_What you should do_:
Scan the records below. List lines holding "from".

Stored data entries
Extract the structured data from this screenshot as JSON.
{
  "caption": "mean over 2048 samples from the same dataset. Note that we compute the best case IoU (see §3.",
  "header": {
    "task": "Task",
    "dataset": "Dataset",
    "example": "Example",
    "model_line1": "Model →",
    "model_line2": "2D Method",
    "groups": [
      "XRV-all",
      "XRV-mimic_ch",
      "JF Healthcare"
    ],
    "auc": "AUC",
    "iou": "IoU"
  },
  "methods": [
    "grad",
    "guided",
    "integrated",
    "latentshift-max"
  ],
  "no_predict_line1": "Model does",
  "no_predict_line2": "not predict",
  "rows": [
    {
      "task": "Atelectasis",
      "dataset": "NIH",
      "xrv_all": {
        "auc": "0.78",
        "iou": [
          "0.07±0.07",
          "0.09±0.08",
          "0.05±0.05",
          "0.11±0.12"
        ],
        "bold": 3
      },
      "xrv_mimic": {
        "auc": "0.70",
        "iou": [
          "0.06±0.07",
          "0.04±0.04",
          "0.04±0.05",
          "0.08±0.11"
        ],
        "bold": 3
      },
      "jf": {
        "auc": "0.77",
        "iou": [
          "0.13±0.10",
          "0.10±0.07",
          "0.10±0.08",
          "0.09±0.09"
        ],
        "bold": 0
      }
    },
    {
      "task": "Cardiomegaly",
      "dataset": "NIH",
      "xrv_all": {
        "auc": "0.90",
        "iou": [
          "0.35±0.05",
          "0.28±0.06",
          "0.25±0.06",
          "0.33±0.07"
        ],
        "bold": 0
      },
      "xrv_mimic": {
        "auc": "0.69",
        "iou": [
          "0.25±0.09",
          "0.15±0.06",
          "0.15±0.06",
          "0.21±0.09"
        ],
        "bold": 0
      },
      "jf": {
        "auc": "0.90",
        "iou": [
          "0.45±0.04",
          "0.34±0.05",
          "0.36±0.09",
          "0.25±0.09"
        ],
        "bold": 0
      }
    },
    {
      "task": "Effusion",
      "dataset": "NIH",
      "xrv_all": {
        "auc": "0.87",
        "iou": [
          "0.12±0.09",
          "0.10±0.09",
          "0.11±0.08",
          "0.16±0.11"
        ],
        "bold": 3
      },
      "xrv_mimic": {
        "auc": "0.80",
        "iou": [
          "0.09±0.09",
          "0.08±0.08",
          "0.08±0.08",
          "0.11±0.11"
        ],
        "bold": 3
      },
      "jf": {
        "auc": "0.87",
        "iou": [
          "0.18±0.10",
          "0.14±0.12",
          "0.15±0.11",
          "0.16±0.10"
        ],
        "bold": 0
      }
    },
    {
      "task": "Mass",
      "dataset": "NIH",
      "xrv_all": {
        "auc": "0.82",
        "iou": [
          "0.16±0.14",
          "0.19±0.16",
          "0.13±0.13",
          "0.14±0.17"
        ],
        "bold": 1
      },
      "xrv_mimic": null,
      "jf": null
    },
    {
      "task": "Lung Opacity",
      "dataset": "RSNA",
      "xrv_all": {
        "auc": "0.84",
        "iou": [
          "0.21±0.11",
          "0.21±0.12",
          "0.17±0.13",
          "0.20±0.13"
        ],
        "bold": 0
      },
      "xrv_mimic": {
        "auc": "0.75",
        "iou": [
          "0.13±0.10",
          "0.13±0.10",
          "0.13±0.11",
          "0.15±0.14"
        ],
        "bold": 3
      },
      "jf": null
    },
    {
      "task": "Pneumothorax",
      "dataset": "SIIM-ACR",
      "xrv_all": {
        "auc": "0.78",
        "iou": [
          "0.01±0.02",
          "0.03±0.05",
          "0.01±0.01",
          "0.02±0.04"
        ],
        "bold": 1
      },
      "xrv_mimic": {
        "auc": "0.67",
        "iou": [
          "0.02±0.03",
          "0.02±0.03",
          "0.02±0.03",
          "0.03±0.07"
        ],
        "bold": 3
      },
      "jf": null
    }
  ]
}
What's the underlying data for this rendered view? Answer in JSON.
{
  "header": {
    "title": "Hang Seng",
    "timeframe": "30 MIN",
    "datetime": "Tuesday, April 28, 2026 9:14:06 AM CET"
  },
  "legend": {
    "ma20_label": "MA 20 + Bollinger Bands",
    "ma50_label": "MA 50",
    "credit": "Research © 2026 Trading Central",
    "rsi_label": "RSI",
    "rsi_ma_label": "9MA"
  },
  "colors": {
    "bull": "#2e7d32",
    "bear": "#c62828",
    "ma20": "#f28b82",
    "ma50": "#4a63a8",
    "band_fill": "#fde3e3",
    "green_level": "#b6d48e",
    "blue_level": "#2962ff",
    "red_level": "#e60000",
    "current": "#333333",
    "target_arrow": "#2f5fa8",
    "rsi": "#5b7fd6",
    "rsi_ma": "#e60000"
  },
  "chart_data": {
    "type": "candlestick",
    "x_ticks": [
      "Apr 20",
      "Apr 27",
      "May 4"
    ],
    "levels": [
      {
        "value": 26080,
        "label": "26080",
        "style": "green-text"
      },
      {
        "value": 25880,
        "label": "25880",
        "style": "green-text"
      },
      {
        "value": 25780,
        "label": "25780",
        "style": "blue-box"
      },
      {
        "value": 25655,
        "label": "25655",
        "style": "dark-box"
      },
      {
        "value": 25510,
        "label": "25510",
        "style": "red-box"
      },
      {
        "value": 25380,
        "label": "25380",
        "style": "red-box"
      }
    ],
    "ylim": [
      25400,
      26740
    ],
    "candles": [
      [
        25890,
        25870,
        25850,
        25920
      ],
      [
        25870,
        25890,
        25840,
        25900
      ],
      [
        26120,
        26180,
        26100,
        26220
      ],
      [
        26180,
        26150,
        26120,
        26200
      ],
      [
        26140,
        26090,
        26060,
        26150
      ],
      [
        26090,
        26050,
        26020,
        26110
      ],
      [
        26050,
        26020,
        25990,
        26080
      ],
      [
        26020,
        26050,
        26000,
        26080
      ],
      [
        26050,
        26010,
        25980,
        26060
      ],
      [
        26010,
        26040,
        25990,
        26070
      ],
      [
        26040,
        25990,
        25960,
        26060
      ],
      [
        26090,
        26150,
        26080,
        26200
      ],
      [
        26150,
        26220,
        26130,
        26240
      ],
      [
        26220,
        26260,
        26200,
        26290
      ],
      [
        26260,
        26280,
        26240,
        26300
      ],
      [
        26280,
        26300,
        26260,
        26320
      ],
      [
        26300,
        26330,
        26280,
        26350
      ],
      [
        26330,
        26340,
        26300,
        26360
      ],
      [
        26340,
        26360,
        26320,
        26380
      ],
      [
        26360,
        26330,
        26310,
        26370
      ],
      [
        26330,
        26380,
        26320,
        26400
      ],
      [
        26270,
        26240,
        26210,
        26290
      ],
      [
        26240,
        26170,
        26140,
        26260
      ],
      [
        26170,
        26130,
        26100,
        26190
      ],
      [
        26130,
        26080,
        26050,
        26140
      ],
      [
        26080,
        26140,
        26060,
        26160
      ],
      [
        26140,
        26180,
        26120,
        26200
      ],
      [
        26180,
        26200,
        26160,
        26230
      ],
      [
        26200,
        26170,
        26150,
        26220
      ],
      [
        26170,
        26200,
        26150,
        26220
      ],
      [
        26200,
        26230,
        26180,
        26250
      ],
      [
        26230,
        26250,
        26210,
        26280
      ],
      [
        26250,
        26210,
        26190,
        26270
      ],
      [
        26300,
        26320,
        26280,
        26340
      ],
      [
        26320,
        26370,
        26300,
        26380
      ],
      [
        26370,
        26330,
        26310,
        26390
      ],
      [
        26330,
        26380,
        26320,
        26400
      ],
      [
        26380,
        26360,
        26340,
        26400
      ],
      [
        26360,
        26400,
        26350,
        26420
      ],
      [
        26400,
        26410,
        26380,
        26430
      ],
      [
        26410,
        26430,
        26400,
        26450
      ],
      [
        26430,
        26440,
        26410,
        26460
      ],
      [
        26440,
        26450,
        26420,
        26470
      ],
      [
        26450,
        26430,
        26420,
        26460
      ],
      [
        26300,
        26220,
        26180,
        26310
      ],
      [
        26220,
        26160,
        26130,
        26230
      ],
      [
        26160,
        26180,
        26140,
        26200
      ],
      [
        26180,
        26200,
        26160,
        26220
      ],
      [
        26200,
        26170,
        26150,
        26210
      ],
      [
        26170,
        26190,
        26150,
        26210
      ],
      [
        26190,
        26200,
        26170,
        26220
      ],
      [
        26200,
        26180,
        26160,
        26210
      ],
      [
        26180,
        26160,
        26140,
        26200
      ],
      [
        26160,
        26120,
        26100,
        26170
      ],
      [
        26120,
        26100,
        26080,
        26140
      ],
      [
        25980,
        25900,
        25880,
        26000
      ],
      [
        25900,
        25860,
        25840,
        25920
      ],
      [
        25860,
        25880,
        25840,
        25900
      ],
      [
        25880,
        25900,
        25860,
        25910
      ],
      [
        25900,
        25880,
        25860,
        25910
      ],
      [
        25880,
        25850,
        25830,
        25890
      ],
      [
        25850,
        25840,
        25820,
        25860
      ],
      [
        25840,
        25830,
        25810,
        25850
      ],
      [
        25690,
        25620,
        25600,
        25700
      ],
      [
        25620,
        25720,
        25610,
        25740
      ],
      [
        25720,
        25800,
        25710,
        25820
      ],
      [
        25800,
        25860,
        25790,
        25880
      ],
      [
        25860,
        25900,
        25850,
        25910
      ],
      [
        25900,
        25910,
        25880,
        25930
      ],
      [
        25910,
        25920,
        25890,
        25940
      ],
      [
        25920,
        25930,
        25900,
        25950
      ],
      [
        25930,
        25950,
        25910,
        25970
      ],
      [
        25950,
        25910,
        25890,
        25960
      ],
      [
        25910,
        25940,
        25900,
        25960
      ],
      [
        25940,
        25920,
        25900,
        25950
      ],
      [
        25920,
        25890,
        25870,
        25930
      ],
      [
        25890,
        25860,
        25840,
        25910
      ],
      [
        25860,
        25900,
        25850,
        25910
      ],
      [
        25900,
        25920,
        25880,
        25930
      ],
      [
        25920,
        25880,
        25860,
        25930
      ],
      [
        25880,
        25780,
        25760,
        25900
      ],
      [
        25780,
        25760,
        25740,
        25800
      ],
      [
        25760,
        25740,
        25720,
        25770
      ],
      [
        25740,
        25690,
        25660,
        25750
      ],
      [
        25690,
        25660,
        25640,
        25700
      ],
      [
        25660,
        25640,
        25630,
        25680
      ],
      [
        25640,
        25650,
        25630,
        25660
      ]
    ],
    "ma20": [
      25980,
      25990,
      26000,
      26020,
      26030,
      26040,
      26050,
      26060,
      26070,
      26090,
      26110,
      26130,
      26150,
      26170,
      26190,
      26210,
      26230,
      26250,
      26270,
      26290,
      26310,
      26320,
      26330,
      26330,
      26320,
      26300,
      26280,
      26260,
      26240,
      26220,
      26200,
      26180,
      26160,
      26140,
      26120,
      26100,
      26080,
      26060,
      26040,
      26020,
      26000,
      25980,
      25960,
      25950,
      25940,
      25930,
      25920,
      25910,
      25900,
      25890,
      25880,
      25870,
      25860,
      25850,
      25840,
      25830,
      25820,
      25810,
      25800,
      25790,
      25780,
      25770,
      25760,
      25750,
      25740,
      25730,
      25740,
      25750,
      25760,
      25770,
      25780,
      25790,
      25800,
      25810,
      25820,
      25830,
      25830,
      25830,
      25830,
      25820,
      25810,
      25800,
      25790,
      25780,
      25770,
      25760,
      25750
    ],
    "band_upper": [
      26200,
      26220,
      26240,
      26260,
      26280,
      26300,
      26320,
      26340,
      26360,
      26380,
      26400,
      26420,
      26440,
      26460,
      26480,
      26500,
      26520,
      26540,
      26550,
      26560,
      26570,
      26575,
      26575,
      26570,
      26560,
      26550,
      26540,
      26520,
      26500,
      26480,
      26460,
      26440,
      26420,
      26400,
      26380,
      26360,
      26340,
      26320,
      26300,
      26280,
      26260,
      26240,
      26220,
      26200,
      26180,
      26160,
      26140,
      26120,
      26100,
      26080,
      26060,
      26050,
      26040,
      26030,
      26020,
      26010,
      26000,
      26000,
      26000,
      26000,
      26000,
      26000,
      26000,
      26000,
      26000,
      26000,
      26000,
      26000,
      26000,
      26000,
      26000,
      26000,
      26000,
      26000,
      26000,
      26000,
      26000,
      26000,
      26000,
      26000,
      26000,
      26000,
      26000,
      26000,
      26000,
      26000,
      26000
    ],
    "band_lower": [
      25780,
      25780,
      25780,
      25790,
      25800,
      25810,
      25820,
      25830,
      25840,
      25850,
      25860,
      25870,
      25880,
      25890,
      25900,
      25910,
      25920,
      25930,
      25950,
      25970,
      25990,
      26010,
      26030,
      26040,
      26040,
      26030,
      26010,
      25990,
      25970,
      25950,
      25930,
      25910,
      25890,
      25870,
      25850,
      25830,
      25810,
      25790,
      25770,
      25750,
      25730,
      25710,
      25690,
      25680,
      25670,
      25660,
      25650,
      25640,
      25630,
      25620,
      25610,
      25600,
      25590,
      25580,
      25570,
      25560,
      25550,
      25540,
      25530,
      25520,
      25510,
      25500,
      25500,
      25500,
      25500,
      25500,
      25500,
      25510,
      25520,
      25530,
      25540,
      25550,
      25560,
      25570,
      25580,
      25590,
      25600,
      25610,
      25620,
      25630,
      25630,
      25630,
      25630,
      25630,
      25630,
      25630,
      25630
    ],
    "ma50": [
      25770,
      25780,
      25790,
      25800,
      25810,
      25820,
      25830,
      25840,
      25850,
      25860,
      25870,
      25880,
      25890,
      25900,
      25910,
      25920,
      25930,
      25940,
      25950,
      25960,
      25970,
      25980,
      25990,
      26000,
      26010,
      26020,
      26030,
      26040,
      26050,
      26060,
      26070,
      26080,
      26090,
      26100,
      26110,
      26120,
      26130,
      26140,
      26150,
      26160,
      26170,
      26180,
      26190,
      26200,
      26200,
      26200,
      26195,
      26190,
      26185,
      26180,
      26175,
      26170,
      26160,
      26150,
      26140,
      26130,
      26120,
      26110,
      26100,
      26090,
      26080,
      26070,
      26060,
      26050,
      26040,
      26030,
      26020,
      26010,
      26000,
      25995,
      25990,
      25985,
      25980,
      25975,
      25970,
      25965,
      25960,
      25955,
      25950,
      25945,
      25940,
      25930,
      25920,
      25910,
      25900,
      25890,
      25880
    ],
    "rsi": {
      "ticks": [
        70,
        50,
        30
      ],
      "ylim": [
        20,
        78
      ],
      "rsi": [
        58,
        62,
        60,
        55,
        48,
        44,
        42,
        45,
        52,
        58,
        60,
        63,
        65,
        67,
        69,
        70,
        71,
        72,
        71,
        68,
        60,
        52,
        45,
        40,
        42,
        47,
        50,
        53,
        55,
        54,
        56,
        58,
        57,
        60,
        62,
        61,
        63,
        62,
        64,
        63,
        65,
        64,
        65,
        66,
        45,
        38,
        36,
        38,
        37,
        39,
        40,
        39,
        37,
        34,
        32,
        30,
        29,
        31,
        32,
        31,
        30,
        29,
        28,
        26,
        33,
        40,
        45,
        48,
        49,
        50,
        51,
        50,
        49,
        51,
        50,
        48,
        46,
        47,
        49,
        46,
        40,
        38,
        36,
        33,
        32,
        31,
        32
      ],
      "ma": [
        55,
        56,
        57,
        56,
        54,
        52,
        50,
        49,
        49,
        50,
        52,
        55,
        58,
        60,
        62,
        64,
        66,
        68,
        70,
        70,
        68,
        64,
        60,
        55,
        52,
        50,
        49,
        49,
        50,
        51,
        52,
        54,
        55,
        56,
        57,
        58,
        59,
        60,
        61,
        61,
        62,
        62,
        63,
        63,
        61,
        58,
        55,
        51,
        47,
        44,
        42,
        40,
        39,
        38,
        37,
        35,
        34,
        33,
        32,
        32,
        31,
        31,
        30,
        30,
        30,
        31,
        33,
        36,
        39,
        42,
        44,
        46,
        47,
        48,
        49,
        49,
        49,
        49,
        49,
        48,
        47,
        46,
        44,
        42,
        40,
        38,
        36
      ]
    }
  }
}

_Task answer_:
Extract the structured data from this screenshot as JSON.
  "caption": "mean over 2048 samples from the same dataset. Note that we compute the best case IoU (see §3.",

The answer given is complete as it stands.